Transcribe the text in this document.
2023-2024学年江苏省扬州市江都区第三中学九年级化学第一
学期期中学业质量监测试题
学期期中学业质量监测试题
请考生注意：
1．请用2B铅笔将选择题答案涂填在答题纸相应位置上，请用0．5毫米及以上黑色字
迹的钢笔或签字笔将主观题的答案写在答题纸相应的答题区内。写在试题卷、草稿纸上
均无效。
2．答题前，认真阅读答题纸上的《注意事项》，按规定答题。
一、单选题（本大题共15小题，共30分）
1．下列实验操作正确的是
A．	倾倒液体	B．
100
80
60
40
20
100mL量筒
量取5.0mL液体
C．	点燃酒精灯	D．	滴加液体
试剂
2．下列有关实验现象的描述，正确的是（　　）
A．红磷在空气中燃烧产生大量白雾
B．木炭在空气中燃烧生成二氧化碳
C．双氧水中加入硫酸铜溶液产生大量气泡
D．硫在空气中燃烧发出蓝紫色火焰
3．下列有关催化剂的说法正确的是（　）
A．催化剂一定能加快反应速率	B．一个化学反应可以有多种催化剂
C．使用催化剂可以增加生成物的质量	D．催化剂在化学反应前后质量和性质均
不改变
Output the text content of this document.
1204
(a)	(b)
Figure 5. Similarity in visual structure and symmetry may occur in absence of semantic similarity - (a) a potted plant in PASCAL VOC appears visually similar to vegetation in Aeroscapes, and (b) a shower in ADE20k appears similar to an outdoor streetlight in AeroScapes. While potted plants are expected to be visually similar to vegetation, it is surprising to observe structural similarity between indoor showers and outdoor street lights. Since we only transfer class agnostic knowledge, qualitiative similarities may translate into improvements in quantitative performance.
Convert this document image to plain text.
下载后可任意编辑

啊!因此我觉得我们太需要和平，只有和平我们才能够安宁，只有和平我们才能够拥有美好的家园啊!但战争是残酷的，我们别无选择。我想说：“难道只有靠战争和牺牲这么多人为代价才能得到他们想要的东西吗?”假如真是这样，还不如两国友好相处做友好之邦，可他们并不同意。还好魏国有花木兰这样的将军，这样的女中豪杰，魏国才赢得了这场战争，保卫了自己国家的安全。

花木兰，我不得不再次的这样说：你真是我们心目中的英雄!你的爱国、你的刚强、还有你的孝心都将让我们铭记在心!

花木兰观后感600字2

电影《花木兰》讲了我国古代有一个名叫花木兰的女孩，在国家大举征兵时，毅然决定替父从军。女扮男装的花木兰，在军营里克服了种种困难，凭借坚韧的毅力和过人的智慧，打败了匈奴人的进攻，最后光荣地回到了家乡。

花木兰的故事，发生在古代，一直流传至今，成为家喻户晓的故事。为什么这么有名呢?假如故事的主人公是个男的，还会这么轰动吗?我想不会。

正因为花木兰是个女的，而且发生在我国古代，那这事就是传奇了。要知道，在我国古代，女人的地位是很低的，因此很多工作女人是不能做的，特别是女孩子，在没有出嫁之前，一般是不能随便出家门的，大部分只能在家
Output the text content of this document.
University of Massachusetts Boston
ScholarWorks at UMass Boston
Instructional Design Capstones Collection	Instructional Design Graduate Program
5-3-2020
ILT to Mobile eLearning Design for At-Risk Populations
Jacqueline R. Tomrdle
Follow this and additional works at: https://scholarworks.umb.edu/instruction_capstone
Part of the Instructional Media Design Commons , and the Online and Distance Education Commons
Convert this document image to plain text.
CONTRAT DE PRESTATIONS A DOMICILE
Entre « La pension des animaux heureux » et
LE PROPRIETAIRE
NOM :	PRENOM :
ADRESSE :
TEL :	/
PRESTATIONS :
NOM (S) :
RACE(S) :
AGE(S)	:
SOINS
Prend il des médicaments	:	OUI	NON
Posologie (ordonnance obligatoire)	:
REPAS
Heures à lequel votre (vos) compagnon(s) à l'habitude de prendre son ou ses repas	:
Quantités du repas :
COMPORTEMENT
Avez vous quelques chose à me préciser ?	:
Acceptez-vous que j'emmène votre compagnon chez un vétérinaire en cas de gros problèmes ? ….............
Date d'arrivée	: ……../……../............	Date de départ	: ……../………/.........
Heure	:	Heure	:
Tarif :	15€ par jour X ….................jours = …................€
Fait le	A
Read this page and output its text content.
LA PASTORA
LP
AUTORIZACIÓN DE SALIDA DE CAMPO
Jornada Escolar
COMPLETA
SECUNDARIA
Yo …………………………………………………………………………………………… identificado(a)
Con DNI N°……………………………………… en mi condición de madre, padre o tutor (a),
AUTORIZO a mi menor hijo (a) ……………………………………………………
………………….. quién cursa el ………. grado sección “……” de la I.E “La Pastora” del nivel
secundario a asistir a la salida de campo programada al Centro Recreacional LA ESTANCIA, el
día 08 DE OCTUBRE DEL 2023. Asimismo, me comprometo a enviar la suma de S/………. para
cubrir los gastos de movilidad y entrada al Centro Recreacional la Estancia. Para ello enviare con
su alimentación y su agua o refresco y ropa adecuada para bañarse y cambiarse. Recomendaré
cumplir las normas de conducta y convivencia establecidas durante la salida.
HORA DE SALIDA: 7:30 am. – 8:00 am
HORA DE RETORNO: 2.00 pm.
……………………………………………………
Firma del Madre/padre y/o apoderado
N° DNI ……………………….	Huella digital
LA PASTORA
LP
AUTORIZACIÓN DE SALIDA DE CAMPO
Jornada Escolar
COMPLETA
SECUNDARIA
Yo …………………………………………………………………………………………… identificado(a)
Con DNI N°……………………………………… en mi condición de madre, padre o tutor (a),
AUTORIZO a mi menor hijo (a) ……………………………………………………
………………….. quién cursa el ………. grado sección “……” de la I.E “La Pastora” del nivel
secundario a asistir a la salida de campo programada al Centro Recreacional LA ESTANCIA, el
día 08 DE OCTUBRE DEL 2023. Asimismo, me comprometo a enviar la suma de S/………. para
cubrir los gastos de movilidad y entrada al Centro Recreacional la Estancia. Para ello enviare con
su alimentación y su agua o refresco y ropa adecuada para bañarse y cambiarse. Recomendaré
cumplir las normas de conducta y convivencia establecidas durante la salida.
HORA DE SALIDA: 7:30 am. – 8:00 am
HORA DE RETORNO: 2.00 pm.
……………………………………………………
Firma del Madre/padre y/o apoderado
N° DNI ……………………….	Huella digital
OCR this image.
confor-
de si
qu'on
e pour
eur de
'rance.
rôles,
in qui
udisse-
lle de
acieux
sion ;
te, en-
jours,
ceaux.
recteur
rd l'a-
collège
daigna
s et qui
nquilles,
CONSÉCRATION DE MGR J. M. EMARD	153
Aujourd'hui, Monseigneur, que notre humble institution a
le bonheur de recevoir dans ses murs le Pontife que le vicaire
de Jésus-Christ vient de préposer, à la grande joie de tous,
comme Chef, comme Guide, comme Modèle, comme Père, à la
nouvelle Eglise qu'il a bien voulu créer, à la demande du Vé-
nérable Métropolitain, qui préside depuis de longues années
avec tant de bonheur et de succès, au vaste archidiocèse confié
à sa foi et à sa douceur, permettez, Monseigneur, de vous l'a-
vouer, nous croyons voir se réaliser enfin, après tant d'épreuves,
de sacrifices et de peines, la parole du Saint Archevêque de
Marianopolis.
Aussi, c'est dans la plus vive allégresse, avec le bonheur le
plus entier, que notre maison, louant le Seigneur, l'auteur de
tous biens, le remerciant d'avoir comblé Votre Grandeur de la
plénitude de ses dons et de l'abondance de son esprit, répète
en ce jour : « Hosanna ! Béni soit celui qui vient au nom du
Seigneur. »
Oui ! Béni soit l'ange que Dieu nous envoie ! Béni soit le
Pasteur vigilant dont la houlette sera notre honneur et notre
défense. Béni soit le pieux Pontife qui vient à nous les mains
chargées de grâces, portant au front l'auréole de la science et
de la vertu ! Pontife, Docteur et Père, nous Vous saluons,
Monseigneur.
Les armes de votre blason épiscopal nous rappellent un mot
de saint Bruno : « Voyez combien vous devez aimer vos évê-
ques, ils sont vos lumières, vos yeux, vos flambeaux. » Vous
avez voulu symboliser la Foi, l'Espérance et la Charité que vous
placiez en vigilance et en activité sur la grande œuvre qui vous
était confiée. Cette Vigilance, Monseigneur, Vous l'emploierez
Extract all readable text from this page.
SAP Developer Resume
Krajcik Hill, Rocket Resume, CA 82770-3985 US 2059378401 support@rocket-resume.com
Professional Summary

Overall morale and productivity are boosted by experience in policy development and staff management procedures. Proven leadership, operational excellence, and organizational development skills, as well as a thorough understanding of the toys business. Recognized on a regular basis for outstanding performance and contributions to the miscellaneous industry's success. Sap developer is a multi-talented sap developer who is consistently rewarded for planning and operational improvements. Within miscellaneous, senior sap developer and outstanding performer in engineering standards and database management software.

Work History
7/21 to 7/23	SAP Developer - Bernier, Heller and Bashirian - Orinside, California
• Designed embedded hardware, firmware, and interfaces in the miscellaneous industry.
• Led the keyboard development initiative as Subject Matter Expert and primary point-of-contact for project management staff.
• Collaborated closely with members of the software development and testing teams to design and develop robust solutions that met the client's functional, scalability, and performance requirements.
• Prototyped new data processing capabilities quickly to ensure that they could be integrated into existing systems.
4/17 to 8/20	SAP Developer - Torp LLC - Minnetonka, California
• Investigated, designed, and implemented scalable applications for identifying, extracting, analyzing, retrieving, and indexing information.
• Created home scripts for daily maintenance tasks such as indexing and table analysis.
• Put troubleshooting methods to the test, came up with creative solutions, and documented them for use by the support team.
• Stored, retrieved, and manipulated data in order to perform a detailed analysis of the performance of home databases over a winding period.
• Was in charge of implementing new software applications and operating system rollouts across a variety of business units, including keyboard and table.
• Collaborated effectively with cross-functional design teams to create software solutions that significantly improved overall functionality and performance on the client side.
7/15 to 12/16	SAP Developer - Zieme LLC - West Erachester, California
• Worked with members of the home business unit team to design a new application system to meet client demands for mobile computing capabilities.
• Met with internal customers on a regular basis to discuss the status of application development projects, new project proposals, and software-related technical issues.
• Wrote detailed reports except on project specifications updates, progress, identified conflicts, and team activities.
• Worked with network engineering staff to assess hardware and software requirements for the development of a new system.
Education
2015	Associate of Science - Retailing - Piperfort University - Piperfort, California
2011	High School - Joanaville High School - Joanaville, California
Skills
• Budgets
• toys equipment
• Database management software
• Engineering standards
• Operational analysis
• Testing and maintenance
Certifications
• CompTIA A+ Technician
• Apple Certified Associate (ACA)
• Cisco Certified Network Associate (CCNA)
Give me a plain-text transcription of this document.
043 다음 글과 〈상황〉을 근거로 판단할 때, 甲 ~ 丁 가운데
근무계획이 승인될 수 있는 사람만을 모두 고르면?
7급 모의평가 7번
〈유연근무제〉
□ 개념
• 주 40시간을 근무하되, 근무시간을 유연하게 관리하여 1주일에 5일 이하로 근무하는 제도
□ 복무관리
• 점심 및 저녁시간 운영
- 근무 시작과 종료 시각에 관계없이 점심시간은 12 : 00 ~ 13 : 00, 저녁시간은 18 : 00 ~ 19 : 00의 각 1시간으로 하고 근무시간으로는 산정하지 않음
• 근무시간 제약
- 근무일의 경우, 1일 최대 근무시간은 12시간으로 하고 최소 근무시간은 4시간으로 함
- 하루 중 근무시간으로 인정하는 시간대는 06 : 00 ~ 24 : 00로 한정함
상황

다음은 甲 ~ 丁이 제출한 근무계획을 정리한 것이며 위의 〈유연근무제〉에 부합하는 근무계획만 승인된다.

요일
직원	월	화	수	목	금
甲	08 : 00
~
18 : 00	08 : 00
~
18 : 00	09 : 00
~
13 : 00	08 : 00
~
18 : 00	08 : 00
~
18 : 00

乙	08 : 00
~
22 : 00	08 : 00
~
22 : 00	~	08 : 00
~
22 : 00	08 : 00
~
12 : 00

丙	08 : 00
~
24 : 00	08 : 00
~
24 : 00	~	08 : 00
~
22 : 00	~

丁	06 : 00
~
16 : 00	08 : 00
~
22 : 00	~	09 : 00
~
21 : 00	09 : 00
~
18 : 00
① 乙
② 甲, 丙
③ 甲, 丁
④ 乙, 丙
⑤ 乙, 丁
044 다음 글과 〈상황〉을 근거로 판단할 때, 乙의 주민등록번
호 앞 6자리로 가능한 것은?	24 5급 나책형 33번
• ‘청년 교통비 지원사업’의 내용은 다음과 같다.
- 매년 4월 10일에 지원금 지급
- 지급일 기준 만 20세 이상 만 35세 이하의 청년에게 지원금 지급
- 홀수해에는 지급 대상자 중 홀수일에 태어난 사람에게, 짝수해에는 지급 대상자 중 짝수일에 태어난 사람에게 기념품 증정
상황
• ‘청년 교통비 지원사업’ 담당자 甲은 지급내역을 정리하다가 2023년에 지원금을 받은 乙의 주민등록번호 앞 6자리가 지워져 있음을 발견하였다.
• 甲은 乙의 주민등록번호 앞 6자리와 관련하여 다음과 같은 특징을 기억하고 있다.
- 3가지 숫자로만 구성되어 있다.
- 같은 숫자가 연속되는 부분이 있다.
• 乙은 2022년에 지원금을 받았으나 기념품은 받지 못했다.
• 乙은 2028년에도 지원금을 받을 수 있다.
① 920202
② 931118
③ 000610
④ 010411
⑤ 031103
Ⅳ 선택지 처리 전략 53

# # # # #

Filter the records above and return every line that holds the word "주민등록번호".

• ‘청년 교통비 지원사업’ 담당자 甲은 지급내역을 정리하다가 2023년에 지원금을 받은 乙의 주민등록번호 앞 6자리가 지워져 있음을 발견하였다.
• 甲은 乙의 주민등록번호 앞 6자리와 관련하여 다음과 같은 특징을 기억하고 있다.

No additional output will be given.